# WORK TO BE COMPLETED
Gather up every line from the entries below that uses the word "zresid".

# DATA SHOWN
□ □ □
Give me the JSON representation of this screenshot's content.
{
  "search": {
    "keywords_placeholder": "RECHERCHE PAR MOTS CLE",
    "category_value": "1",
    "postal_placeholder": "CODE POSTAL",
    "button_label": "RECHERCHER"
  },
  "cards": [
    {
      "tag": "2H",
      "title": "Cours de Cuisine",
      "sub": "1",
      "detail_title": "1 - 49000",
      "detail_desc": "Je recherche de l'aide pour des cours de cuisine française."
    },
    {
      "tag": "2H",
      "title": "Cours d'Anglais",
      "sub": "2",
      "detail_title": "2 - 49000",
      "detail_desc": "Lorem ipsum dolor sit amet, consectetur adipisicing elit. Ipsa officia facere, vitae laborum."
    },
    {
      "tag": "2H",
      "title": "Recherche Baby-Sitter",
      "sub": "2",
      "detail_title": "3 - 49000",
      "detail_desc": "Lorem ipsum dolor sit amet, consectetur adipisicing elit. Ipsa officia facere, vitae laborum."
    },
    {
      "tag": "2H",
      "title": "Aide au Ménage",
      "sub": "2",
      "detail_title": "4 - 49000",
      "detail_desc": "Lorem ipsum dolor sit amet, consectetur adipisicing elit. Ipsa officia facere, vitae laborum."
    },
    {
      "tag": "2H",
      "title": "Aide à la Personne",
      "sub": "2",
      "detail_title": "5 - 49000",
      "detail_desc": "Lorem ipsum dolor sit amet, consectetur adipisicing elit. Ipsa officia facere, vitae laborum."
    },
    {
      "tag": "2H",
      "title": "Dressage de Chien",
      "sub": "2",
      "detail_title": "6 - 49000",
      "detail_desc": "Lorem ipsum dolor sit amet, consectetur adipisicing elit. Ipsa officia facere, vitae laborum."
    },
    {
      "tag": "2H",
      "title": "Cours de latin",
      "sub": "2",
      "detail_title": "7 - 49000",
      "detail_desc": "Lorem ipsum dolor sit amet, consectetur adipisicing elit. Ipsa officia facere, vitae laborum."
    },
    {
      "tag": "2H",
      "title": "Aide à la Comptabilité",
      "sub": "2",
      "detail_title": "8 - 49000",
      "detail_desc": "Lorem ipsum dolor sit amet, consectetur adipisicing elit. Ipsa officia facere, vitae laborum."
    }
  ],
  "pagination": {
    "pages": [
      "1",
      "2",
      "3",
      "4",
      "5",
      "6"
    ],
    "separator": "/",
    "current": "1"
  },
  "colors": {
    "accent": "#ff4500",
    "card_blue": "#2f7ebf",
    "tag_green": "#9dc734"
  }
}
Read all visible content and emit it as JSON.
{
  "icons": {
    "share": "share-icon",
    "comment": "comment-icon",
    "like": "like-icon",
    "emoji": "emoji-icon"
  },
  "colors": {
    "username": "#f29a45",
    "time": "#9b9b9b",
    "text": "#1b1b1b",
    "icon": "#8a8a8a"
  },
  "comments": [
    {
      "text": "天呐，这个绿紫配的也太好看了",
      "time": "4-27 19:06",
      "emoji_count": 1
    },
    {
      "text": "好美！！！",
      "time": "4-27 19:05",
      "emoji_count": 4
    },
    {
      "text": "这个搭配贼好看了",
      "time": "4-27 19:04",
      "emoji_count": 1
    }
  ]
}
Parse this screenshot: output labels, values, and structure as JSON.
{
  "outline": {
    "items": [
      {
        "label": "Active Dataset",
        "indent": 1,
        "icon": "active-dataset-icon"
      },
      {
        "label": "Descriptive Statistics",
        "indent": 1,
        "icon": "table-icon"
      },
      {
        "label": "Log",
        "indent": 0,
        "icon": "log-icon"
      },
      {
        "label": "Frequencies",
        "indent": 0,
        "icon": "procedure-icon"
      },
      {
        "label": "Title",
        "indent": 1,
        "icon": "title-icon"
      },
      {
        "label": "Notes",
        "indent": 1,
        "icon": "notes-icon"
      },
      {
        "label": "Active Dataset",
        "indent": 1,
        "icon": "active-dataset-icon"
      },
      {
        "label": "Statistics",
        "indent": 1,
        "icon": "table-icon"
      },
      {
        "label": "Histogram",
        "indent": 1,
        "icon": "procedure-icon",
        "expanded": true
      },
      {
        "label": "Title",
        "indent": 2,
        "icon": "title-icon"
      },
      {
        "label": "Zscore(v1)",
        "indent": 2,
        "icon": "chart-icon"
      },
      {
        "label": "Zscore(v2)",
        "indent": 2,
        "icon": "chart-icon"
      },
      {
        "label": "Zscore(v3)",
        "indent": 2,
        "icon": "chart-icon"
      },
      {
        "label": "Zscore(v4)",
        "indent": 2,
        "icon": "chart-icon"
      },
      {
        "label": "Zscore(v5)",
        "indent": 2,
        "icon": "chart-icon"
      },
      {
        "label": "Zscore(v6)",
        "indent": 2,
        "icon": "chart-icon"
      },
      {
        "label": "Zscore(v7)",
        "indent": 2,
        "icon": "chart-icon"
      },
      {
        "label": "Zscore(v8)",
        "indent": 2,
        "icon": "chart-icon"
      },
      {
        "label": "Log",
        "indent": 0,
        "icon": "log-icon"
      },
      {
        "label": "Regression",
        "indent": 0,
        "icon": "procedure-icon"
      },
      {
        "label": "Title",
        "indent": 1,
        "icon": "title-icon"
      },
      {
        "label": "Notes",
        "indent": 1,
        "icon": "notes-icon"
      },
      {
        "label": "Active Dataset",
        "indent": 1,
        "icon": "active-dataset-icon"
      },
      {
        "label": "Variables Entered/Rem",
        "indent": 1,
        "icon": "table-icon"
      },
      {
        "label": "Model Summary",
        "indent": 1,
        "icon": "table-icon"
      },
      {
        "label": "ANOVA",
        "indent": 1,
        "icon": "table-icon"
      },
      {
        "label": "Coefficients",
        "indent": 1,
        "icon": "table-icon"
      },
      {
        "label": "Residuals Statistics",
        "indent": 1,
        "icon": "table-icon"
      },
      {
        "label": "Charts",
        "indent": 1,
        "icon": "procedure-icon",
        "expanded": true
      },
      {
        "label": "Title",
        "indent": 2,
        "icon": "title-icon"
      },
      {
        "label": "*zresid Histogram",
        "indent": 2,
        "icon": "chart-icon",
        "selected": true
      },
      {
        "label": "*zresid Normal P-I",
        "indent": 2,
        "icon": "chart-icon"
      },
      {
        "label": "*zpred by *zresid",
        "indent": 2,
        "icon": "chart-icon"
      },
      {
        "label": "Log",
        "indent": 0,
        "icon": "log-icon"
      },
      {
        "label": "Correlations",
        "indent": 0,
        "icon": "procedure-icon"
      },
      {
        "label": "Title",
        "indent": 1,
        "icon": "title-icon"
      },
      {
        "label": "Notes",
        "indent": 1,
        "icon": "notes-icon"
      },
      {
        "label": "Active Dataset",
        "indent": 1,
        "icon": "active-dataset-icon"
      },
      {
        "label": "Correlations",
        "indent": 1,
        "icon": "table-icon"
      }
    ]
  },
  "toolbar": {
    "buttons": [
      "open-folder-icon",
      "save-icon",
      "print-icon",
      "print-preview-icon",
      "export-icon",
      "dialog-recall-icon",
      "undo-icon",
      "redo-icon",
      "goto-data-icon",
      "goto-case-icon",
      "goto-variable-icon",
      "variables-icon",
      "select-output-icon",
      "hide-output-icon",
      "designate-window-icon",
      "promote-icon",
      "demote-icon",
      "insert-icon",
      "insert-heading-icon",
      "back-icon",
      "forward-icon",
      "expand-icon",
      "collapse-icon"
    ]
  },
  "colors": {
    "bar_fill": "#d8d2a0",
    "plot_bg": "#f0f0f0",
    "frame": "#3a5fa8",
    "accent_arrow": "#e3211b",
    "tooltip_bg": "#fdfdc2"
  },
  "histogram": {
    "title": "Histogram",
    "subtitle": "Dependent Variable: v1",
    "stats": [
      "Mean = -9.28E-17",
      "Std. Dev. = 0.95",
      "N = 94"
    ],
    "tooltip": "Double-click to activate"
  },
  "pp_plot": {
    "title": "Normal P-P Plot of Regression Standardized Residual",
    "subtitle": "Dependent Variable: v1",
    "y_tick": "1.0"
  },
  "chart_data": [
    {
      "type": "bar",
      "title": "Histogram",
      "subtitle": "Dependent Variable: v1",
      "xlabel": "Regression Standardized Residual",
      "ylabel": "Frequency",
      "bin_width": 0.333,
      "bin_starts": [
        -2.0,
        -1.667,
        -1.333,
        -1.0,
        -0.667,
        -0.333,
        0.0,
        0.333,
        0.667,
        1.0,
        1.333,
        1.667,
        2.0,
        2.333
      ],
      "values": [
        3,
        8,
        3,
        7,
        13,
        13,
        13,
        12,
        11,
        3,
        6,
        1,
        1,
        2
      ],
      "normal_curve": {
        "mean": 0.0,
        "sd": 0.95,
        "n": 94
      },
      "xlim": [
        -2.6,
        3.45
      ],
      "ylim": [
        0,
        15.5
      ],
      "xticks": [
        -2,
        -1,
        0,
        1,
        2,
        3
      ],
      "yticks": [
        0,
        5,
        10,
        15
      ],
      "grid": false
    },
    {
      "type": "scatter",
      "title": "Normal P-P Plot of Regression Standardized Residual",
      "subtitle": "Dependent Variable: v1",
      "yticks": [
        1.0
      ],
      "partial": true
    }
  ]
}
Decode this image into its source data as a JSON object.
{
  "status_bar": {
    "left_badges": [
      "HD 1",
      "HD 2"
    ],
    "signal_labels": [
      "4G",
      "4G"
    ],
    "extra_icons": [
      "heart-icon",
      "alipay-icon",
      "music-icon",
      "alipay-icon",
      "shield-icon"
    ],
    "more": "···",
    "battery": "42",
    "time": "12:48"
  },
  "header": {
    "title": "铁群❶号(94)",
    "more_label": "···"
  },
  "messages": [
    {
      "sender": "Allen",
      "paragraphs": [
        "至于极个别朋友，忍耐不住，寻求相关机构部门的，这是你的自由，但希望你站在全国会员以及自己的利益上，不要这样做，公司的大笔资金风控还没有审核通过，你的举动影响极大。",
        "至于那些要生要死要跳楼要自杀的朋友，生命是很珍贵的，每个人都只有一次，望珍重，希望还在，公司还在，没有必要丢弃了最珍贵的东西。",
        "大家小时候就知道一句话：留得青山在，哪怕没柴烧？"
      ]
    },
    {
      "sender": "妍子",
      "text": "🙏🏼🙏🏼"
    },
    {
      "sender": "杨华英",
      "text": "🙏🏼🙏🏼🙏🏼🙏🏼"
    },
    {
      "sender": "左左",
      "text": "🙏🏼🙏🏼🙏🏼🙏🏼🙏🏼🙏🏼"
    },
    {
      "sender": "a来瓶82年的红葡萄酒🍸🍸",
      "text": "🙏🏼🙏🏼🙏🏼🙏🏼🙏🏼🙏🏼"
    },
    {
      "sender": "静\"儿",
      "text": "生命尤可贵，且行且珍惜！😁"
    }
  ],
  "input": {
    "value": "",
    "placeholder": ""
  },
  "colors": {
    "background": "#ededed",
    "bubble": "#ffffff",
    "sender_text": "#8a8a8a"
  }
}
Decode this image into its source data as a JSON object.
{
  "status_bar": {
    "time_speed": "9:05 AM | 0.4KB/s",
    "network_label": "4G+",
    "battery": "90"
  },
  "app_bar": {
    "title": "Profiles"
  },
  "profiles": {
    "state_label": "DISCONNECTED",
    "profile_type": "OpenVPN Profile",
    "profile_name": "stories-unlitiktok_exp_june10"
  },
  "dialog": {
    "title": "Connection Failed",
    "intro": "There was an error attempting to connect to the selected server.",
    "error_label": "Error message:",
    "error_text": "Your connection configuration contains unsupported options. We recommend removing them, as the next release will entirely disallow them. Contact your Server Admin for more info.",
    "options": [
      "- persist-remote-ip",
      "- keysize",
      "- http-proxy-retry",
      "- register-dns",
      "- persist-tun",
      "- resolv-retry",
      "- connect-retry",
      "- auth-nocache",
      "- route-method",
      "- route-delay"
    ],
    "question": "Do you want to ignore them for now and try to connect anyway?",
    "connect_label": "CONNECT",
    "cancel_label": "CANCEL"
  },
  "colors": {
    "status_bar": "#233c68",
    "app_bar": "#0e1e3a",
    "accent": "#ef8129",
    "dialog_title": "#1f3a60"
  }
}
□ □ □
# ANSWER TO THE TASK
        "label": "*zresid Histogram",
        "label": "*zresid Normal P-I",
        "label": "*zpred by *zresid",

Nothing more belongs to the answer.